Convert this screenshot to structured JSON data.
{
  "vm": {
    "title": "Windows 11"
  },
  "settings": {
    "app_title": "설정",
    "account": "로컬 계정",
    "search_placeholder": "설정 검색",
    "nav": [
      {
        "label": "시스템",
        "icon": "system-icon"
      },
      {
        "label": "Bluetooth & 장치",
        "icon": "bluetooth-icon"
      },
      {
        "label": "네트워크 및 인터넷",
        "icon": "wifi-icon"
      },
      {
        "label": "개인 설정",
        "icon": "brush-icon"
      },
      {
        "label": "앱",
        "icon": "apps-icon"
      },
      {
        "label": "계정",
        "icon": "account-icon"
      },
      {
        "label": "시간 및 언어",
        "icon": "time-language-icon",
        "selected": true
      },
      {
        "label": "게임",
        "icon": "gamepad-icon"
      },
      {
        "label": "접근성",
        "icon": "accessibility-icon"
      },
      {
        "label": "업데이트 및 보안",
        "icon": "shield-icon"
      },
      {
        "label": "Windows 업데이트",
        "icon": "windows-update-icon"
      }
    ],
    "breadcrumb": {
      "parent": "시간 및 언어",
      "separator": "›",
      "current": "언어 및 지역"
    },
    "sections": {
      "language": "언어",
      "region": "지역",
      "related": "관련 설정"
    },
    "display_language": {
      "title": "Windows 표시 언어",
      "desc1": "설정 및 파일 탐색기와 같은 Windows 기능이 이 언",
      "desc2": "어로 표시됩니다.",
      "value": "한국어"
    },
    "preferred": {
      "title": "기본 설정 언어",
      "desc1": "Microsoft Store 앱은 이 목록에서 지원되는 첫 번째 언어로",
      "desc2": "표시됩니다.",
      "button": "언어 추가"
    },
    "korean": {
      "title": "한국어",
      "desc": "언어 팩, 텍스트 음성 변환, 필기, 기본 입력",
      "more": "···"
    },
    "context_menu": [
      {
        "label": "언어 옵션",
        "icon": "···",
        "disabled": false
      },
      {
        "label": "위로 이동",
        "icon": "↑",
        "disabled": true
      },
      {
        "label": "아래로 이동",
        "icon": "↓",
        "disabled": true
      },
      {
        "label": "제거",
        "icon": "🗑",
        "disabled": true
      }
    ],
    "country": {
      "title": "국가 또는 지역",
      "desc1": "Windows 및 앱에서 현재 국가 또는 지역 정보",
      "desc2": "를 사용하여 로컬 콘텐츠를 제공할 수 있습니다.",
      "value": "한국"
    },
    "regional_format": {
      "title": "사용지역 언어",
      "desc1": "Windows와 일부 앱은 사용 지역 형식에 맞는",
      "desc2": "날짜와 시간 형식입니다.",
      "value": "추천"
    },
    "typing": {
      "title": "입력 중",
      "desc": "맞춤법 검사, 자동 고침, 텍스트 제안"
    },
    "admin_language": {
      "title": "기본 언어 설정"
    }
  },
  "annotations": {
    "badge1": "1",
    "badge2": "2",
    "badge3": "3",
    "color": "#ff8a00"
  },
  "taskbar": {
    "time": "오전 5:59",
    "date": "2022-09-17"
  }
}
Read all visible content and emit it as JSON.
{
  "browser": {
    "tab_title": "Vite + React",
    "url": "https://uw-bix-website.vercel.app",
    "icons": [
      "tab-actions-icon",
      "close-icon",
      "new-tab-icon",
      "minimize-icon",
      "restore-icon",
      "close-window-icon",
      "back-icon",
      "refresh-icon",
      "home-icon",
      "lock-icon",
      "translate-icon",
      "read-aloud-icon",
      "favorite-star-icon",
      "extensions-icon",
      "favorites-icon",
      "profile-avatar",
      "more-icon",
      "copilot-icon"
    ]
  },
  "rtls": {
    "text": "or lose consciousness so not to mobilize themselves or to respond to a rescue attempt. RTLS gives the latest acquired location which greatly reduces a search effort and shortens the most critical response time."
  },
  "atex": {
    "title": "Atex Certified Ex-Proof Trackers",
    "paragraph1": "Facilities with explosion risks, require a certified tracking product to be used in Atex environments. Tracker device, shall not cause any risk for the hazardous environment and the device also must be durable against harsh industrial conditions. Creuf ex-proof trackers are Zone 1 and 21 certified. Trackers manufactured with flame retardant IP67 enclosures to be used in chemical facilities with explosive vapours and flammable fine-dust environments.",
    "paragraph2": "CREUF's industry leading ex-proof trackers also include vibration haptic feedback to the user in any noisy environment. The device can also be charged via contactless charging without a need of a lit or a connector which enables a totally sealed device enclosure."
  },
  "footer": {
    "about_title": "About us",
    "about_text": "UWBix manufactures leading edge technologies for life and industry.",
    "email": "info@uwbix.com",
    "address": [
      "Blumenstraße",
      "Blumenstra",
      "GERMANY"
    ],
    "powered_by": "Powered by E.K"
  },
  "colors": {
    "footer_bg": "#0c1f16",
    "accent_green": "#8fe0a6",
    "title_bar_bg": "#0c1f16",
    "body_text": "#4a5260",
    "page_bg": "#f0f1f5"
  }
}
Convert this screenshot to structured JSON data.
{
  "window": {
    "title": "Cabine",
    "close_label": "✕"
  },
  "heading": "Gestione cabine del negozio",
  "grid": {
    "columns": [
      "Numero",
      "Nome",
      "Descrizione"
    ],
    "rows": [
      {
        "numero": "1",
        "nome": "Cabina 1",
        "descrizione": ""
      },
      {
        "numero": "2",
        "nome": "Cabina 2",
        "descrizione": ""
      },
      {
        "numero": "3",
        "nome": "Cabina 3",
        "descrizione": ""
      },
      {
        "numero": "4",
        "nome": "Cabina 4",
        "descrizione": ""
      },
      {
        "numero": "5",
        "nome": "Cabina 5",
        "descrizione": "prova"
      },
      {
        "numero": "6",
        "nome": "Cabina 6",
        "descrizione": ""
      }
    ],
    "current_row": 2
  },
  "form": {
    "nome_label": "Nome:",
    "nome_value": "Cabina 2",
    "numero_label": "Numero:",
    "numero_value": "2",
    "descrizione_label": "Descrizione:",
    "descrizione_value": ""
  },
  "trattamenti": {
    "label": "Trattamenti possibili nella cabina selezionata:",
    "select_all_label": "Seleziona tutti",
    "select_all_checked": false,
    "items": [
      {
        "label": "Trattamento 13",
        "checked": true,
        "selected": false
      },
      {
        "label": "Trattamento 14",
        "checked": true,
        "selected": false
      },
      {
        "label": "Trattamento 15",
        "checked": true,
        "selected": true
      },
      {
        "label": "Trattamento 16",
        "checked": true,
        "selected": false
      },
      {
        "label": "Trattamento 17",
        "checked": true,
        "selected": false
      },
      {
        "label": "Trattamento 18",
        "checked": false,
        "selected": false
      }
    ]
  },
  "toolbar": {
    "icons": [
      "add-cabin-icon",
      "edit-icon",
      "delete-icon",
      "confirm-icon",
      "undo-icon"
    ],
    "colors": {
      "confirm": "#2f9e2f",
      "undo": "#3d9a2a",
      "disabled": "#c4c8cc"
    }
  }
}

────────

◆ **Exercise description**: Copy out the whole listing exactly; please set it all down.

◆ **Solution to this problem**:
Convert this screenshot to structured JSON data.
{
  "vm": {
    "title": "Windows 11"
  },
  "settings": {
    "app_title": "설정",
    "account": "로컬 계정",
    "search_placeholder": "설정 검색",
    "nav": [
      {
        "label": "시스템",
        "icon": "system-icon"
      },
      {
        "label": "Bluetooth & 장치",
        "icon": "bluetooth-icon"
      },
      {
        "label": "네트워크 및 인터넷",
        "icon": "wifi-icon"
      },
      {
        "label": "개인 설정",
        "icon": "brush-icon"
      },
      {
        "label": "앱",
        "icon": "apps-icon"
      },
      {
        "label": "계정",
        "icon": "account-icon"
      },
      {
        "label": "시간 및 언어",
        "icon": "time-language-icon",
        "selected": true
      },
      {
        "label": "게임",
        "icon": "gamepad-icon"
      },
      {
        "label": "접근성",
        "icon": "accessibility-icon"
      },
      {
        "label": "업데이트 및 보안",
        "icon": "shield-icon"
      },
      {
        "label": "Windows 업데이트",
        "icon": "windows-update-icon"
      }
    ],
    "breadcrumb": {
      "parent": "시간 및 언어",
      "separator": "›",
      "current": "언어 및 지역"
    },
    "sections": {
      "language": "언어",
      "region": "지역",
      "related": "관련 설정"
    },
    "display_language": {
      "title": "Windows 표시 언어",
      "desc1": "설정 및 파일 탐색기와 같은 Windows 기능이 이 언",
      "desc2": "어로 표시됩니다.",
      "value": "한국어"
    },
    "preferred": {
      "title": "기본 설정 언어",
      "desc1": "Microsoft Store 앱은 이 목록에서 지원되는 첫 번째 언어로",
      "desc2": "표시됩니다.",
      "button": "언어 추가"
    },
    "korean": {
      "title": "한국어",
      "desc": "언어 팩, 텍스트 음성 변환, 필기, 기본 입력",
      "more": "···"
    },
    "context_menu": [
      {
        "label": "언어 옵션",
        "icon": "···",
        "disabled": false
      },
      {
        "label": "위로 이동",
        "icon": "↑",
        "disabled": true
      },
      {
        "label": "아래로 이동",
        "icon": "↓",
        "disabled": true
      },
      {
        "label": "제거",
        "icon": "🗑",
        "disabled": true
      }
    ],
    "country": {
      "title": "국가 또는 지역",
      "desc1": "Windows 및 앱에서 현재 국가 또는 지역 정보",
      "desc2": "를 사용하여 로컬 콘텐츠를 제공할 수 있습니다.",
      "value": "한국"
    },
    "regional_format": {
      "title": "사용지역 언어",
      "desc1": "Windows와 일부 앱은 사용 지역 형식에 맞는",
      "desc2": "날짜와 시간 형식입니다.",
      "value": "추천"
    },
    "typing": {
      "title": "입력 중",
      "desc": "맞춤법 검사, 자동 고침, 텍스트 제안"
    },
    "admin_language": {
      "title": "기본 언어 설정"
    }
  },
  "annotations": {
    "badge1": "1",
    "badge2": "2",
    "badge3": "3",
    "color": "#ff8a00"
  },
  "taskbar": {
    "time": "오전 5:59",
    "date": "2022-09-17"
  }
}
Read all visible content and emit it as JSON.
{
  "browser": {
    "tab_title": "Vite + React",
    "url": "https://uw-bix-website.vercel.app",
    "icons": [
      "tab-actions-icon",
      "close-icon",
      "new-tab-icon",
      "minimize-icon",
      "restore-icon",
      "close-window-icon",
      "back-icon",
      "refresh-icon",
      "home-icon",
      "lock-icon",
      "translate-icon",
      "read-aloud-icon",
      "favorite-star-icon",
      "extensions-icon",
      "favorites-icon",
      "profile-avatar",
      "more-icon",
      "copilot-icon"
    ]
  },
  "rtls": {
    "text": "or lose consciousness so not to mobilize themselves or to respond to a rescue attempt. RTLS gives the latest acquired location which greatly reduces a search effort and shortens the most critical response time."
  },
  "atex": {
    "title": "Atex Certified Ex-Proof Trackers",
    "paragraph1": "Facilities with explosion risks, require a certified tracking product to be used in Atex environments. Tracker device, shall not cause any risk for the hazardous environment and the device also must be durable against harsh industrial conditions. Creuf ex-proof trackers are Zone 1 and 21 certified. Trackers manufactured with flame retardant IP67 enclosures to be used in chemical facilities with explosive vapours and flammable fine-dust environments.",
    "paragraph2": "CREUF's industry leading ex-proof trackers also include vibration haptic feedback to the user in any noisy environment. The device can also be charged via contactless charging without a need of a lit or a connector which enables a totally sealed device enclosure."
  },
  "footer": {
    "about_title": "About us",
    "about_text": "UWBix manufactures leading edge technologies for life and industry.",
    "email": "info@uwbix.com",
    "address": [
      "Blumenstraße",
      "Blumenstra",
      "GERMANY"
    ],
    "powered_by": "Powered by E.K"
  },
  "colors": {
    "footer_bg": "#0c1f16",
    "accent_green": "#8fe0a6",
    "title_bar_bg": "#0c1f16",
    "body_text": "#4a5260",
    "page_bg": "#f0f1f5"
  }
}
Convert this screenshot to structured JSON data.
{
  "window": {
    "title": "Cabine",
    "close_label": "✕"
  },
  "heading": "Gestione cabine del negozio",
  "grid": {
    "columns": [
      "Numero",
      "Nome",
      "Descrizione"
    ],
    "rows": [
      {
        "numero": "1",
        "nome": "Cabina 1",
        "descrizione": ""
      },
      {
        "numero": "2",
        "nome": "Cabina 2",
        "descrizione": ""
      },
      {
        "numero": "3",
        "nome": "Cabina 3",
        "descrizione": ""
      },
      {
        "numero": "4",
        "nome": "Cabina 4",
        "descrizione": ""
      },
      {
        "numero": "5",
        "nome": "Cabina 5",
        "descrizione": "prova"
      },
      {
        "numero": "6",
        "nome": "Cabina 6",
        "descrizione": ""
      }
    ],
    "current_row": 2
  },
  "form": {
    "nome_label": "Nome:",
    "nome_value": "Cabina 2",
    "numero_label": "Numero:",
    "numero_value": "2",
    "descrizione_label": "Descrizione:",
    "descrizione_value": ""
  },
  "trattamenti": {
    "label": "Trattamenti possibili nella cabina selezionata:",
    "select_all_label": "Seleziona tutti",
    "select_all_checked": false,
    "items": [
      {
        "label": "Trattamento 13",
        "checked": true,
        "selected": false
      },
      {
        "label": "Trattamento 14",
        "checked": true,
        "selected": false
      },
      {
        "label": "Trattamento 15",
        "checked": true,
        "selected": true
      },
      {
        "label": "Trattamento 16",
        "checked": true,
        "selected": false
      },
      {
        "label": "Trattamento 17",
        "checked": true,
        "selected": false
      },
      {
        "label": "Trattamento 18",
        "checked": false,
        "selected": false
      }
    ]
  },
  "toolbar": {
    "icons": [
      "add-cabin-icon",
      "edit-icon",
      "delete-icon",
      "confirm-icon",
      "undo-icon"
    ],
    "colors": {
      "confirm": "#2f9e2f",
      "undo": "#3d9a2a",
      "disabled": "#c4c8cc"
    }
  }
}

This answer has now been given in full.